EXERCISE DIRECTIONS » Arrange as a numbered list the lines from the one containing "mixing-ratio-label: 5 —" through the one containing "wind-barb — [1141, 612, 1191, 643]", both included, leaving out any blank lines.

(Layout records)
* * * * * * * * *
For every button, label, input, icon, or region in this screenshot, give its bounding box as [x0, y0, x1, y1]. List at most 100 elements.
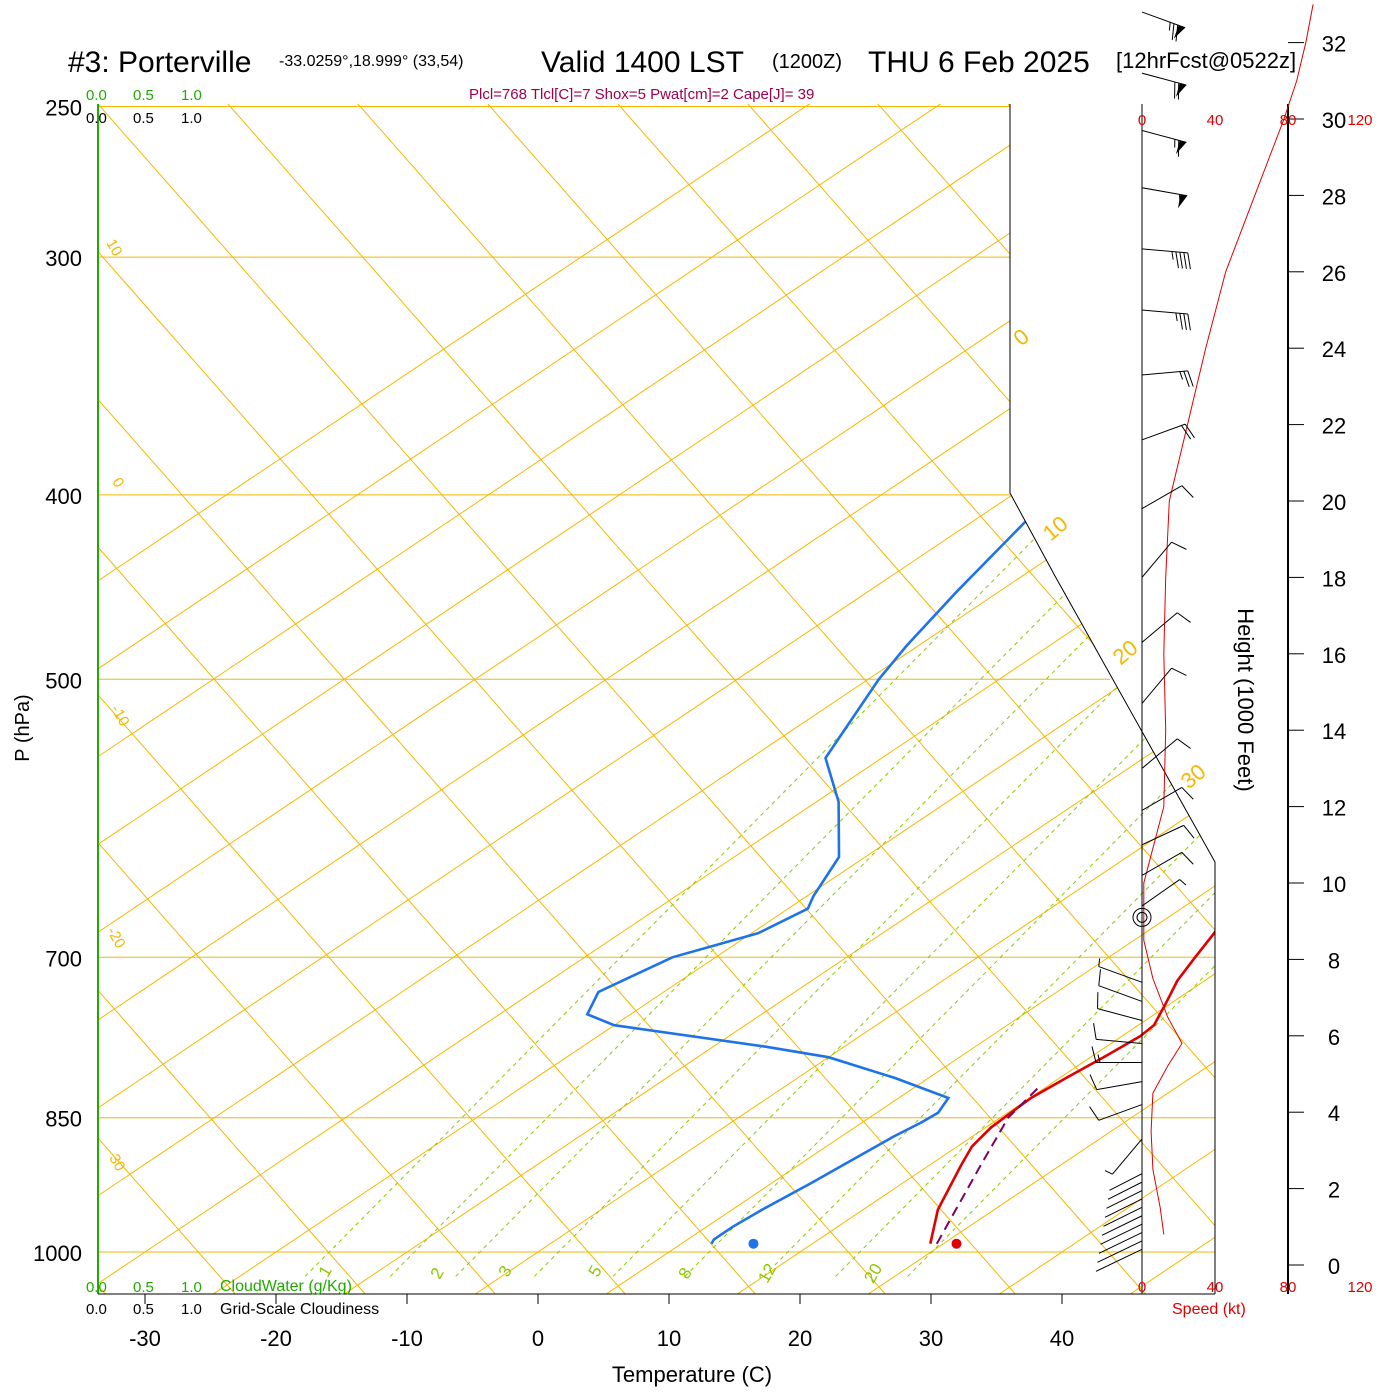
mixing-ratio-label: 5 — [585, 1262, 606, 1280]
wind-barb — [1141, 485, 1194, 510]
speed-axis: 0 40 80 120 0 40 80 120 Speed (kt) — [1138, 112, 1373, 1318]
surface-temperature-marker — [951, 1238, 962, 1249]
dry-adiabat-line — [1137, 104, 1215, 1294]
wind-barb — [1141, 612, 1191, 643]
barb-shaft — [1098, 985, 1143, 1002]
height-tick-label: 20 — [1322, 490, 1346, 515]
dry-adiabat-line — [98, 104, 366, 1294]
mixing-ratio-line — [835, 494, 1215, 1277]
valid-zulu: (1200Z) — [772, 51, 842, 73]
isotherm-line — [98, 104, 1215, 1294]
isotherm-line — [98, 104, 857, 1294]
barb-half-flag — [1179, 371, 1184, 380]
pressure-tick-label: 500 — [45, 668, 82, 693]
barb-shaft — [1141, 248, 1188, 254]
mixing-ratio-line — [612, 494, 1215, 1277]
surface-barb — [1104, 1198, 1143, 1218]
adiabat-label: 10 — [1038, 511, 1073, 546]
adiabat-label: 30 — [105, 1151, 128, 1174]
barb-shaft — [1141, 309, 1188, 315]
adiabat-label: 10 — [102, 236, 125, 259]
cloud-tick-bottom-black-1: 0.5 — [133, 1301, 154, 1318]
surface-barb — [1095, 1248, 1143, 1272]
barb-flag — [1175, 24, 1179, 42]
isotherm-line — [98, 104, 1215, 1294]
wind-barb — [1141, 423, 1195, 441]
wind-barb — [1093, 1023, 1143, 1044]
barb-flag — [1181, 425, 1192, 440]
surface-barb — [1101, 1215, 1143, 1236]
dry-adiabat-line — [747, 104, 1215, 1294]
speed-tick-top-120: 120 — [1347, 112, 1372, 129]
barb-flag — [1171, 667, 1187, 676]
valid-date: THU 6 Feb 2025 — [868, 46, 1090, 79]
barb-shaft — [1141, 11, 1186, 29]
pressure-tick-label: 400 — [45, 484, 82, 509]
speed-tick-top-80: 80 — [1280, 112, 1297, 129]
y-axis-title: P (hPa) — [12, 694, 34, 761]
barb-shaft — [1141, 667, 1172, 704]
height-tick-label: 12 — [1322, 796, 1346, 821]
cloud-tick-top-green-2: 1.0 — [181, 87, 202, 104]
barb-pennant — [1176, 140, 1187, 155]
height-tick-label: 8 — [1328, 948, 1340, 973]
cloudwater-label: CloudWater (g/Kg) — [220, 1278, 352, 1295]
mixing-ratio-line — [304, 494, 1079, 1277]
barb-flag — [1187, 313, 1191, 331]
barb-flag — [1183, 252, 1187, 269]
surface-barb — [1097, 1240, 1143, 1263]
speed-tick-top-40: 40 — [1207, 112, 1224, 129]
barb-shaft — [1141, 423, 1186, 441]
parcel-profile — [935, 1087, 1039, 1245]
barb-shaft — [1141, 541, 1172, 578]
wind-barb — [1141, 541, 1187, 578]
mixing-ratio-line — [455, 494, 1215, 1277]
cloud-tick-bottom-green-2: 1.0 — [181, 1279, 202, 1296]
dry-adiabat-line — [98, 104, 886, 1294]
speed-axis-label: Speed (kt) — [1172, 1301, 1246, 1318]
mixing-ratio-label: 2 — [427, 1264, 448, 1282]
pressure-tick-label: 850 — [45, 1107, 82, 1132]
cloud-tick-top-black-1: 0.5 — [133, 110, 154, 127]
height-tick-label: 0 — [1328, 1254, 1340, 1279]
barb-flag — [1179, 252, 1183, 269]
barb-flag — [1175, 251, 1179, 269]
wind-barb — [1141, 738, 1191, 769]
isotherm-line — [98, 104, 1215, 1294]
wind-barb — [1141, 187, 1188, 209]
height-tick-label: 30 — [1322, 108, 1346, 133]
forecast-info: [12hrFcst@0522z] — [1116, 48, 1296, 73]
x-tick-label: -10 — [391, 1326, 423, 1351]
height-tick-label: 22 — [1322, 414, 1346, 439]
wind-barb — [1141, 248, 1191, 270]
site-title: #3: Porterville — [68, 46, 251, 79]
wind-barb — [1141, 129, 1187, 157]
barb-shaft — [1141, 851, 1183, 876]
sounding-profiles — [585, 122, 1215, 1249]
dry-adiabat-line — [227, 104, 1215, 1294]
surface-barb — [1100, 1223, 1143, 1245]
wind-barb — [1089, 1104, 1143, 1121]
surface-barb — [1103, 1206, 1143, 1227]
valid-time: Valid 1400 LST — [541, 46, 744, 79]
barb-half-flag — [1168, 22, 1171, 31]
temperature-profile — [929, 122, 1215, 1244]
height-tick-label: 32 — [1322, 32, 1346, 57]
mixing-ratio-line — [684, 494, 1215, 1277]
barb-shaft — [1096, 1038, 1143, 1044]
wind-barb — [1098, 969, 1143, 1002]
mixing-ratio-label: 20 — [860, 1260, 886, 1286]
barb-pennant — [1178, 194, 1188, 209]
cloud-tick-bottom-green-1: 0.5 — [133, 1279, 154, 1296]
barb-shaft — [1112, 1138, 1143, 1175]
isotherm-line — [334, 104, 1215, 1294]
wind-barb — [1104, 1138, 1143, 1175]
cloud-tick-bottom-green-0: 0.0 — [86, 1279, 107, 1296]
barb-shaft — [1098, 1104, 1143, 1121]
cloud-tick-top-black-2: 1.0 — [181, 110, 202, 127]
isobar-lines — [98, 106, 1215, 1253]
isotherm-line — [1120, 104, 1215, 1294]
mixing-ratio-line — [763, 494, 1215, 1277]
barb-flag — [1181, 852, 1194, 865]
barb-half-flag — [1171, 251, 1174, 260]
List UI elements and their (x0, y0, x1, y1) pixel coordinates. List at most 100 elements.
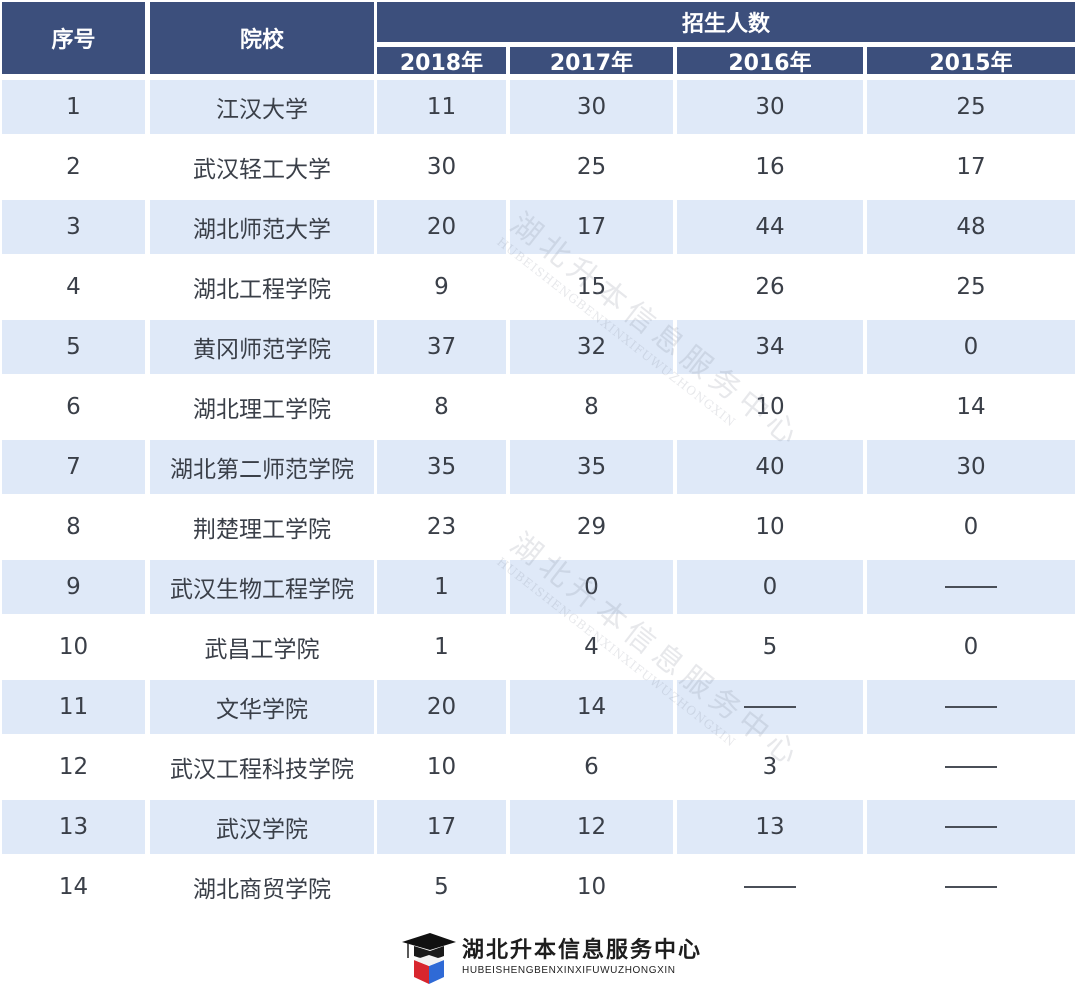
cell-y2017: 15 (576, 274, 607, 300)
table-row: 8 荆楚理工学院 23 29 10 0 (2, 500, 1075, 554)
cell-index: 8 (66, 514, 81, 540)
cell-y2016: 40 (677, 440, 863, 494)
cell-y2016: 5 (762, 634, 778, 660)
cell-index: 2 (66, 154, 81, 180)
no-data-dash (945, 886, 997, 888)
cell-y2017: 10 (576, 874, 607, 900)
cell-y2018: 23 (426, 514, 457, 540)
cell-y2016: 30 (677, 80, 863, 134)
cell-y2018: 1 (434, 634, 449, 660)
cell-y2015 (867, 740, 1075, 794)
cell-school: 湖北工程学院 (193, 277, 331, 303)
table-row: 7 湖北第二师范学院 35 35 40 30 (2, 440, 1075, 494)
cell-index: 1 (2, 80, 145, 134)
cell-y2017: 35 (510, 440, 673, 494)
cell-school: 湖北师范大学 (150, 200, 374, 254)
cell-y2017: 4 (584, 634, 599, 660)
cell-y2016: 26 (755, 274, 785, 300)
table-row: 4 湖北工程学院 9 15 26 25 (2, 260, 1075, 314)
table-row: 12 武汉工程科技学院 10 6 3 (2, 740, 1075, 794)
cell-school: 武汉工程科技学院 (170, 757, 354, 783)
cell-y2017: 32 (510, 320, 673, 374)
header-school: 院校 (150, 2, 374, 74)
table-row: 1 江汉大学 11 30 30 25 (2, 80, 1075, 134)
cell-school: 武昌工学院 (204, 637, 320, 663)
footer-brand: 湖北升本信息服务中心 HUBEISHENGBENXINXIFUWUZHONGXI… (400, 930, 702, 986)
table-row: 11 文华学院 20 14 (2, 680, 1075, 734)
header-year-2017: 2017年 (510, 47, 673, 76)
brand-name-cn: 湖北升本信息服务中心 (462, 938, 703, 963)
cell-school: 文华学院 (150, 680, 374, 734)
cell-y2015: 30 (867, 440, 1075, 494)
cell-y2016: 0 (677, 560, 863, 614)
cell-y2016: 44 (677, 200, 863, 254)
cell-school: 武汉学院 (150, 800, 374, 854)
cell-school: 湖北第二师范学院 (150, 440, 374, 494)
cell-school: 江汉大学 (150, 80, 374, 134)
table-row: 10 武昌工学院 1 4 5 0 (2, 620, 1075, 674)
cell-y2015 (867, 560, 1075, 614)
cell-y2015: 0 (963, 634, 979, 660)
cell-y2017: 0 (510, 560, 673, 614)
cell-y2018: 10 (426, 754, 457, 780)
cell-school: 荆楚理工学院 (193, 517, 331, 543)
cell-y2017: 25 (576, 154, 607, 180)
graduation-cap-cube-icon (400, 930, 458, 986)
cell-y2018: 11 (377, 80, 506, 134)
cell-school: 湖北商贸学院 (193, 877, 331, 903)
header-year-2015: 2015年 (867, 47, 1075, 76)
table-row: 2 武汉轻工大学 30 25 16 17 (2, 140, 1075, 194)
no-data-dash (945, 586, 997, 588)
no-data-dash (744, 886, 796, 888)
table-row: 3 湖北师范大学 20 17 44 48 (2, 200, 1075, 254)
cell-index: 3 (2, 200, 145, 254)
cell-index: 11 (2, 680, 145, 734)
cell-y2015 (867, 860, 1075, 914)
cell-y2018: 30 (426, 154, 457, 180)
cell-y2017: 29 (576, 514, 607, 540)
cell-y2018: 1 (377, 560, 506, 614)
cell-y2017: 12 (510, 800, 673, 854)
cell-y2015: 25 (956, 274, 986, 300)
cell-y2017: 14 (510, 680, 673, 734)
cell-y2018: 20 (377, 680, 506, 734)
cell-y2015: 0 (963, 514, 979, 540)
cell-y2015: 25 (867, 80, 1075, 134)
cell-school: 武汉生物工程学院 (150, 560, 374, 614)
brand-name-en: HUBEISHENGBENXINXIFUWUZHONGXIN (462, 965, 676, 976)
cell-y2016: 10 (755, 514, 785, 540)
header-index: 序号 (2, 2, 145, 74)
cell-school: 黄冈师范学院 (150, 320, 374, 374)
cell-index: 9 (2, 560, 145, 614)
cell-y2015: 0 (867, 320, 1075, 374)
table-row: 6 湖北理工学院 8 8 10 14 (2, 380, 1075, 434)
cell-y2015 (867, 680, 1075, 734)
cell-y2018: 5 (434, 874, 449, 900)
cell-y2016: 34 (677, 320, 863, 374)
header-year-2016: 2016年 (677, 47, 863, 76)
cell-index: 5 (2, 320, 145, 374)
cell-y2016: 10 (755, 394, 785, 420)
cell-y2018: 8 (434, 394, 449, 420)
table-row: 5 黄冈师范学院 37 32 34 0 (2, 320, 1075, 374)
cell-index: 10 (58, 634, 89, 660)
cell-y2016 (677, 680, 863, 734)
no-data-dash (744, 706, 796, 708)
cell-y2015 (867, 800, 1075, 854)
cell-index: 4 (66, 274, 81, 300)
cell-y2015: 14 (956, 394, 986, 420)
cell-y2017: 17 (510, 200, 673, 254)
cell-y2016: 3 (762, 754, 778, 780)
cell-index: 12 (58, 754, 89, 780)
cell-y2018: 9 (434, 274, 449, 300)
cell-y2018: 35 (377, 440, 506, 494)
header-enrollment-group: 招生人数 (377, 2, 1075, 42)
table-row: 9 武汉生物工程学院 1 0 0 (2, 560, 1075, 614)
cell-school: 湖北理工学院 (193, 397, 331, 423)
no-data-dash (945, 766, 997, 768)
cell-y2018: 37 (377, 320, 506, 374)
cell-y2015: 17 (956, 154, 986, 180)
cell-index: 14 (58, 874, 89, 900)
cell-y2017: 30 (510, 80, 673, 134)
no-data-dash (945, 706, 997, 708)
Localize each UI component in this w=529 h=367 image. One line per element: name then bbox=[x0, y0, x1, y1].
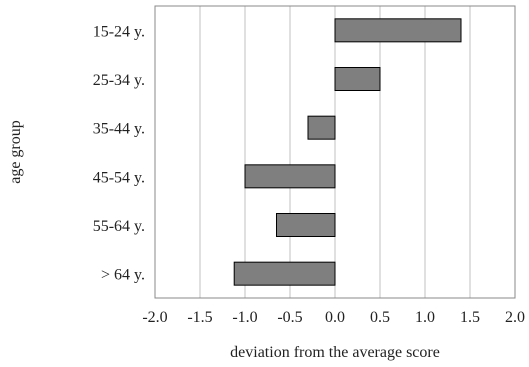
* * * * * * * * *
ANSWER FOR THIS EXERCISE »
1. mixing-ratio-label: 5 — [585, 1262, 606, 1280]
2. wind-barb — [1141, 485, 1194, 510]
3. speed-axis: 0 40 80 120 0 40 80 120 Speed (kt) — [1138, 112, 1373, 1318]
4. surface-temperature-marker — [951, 1238, 962, 1249]
5. dry-adiabat-line — [1137, 104, 1215, 1294]
6. wind-barb — [1141, 612, 1191, 643]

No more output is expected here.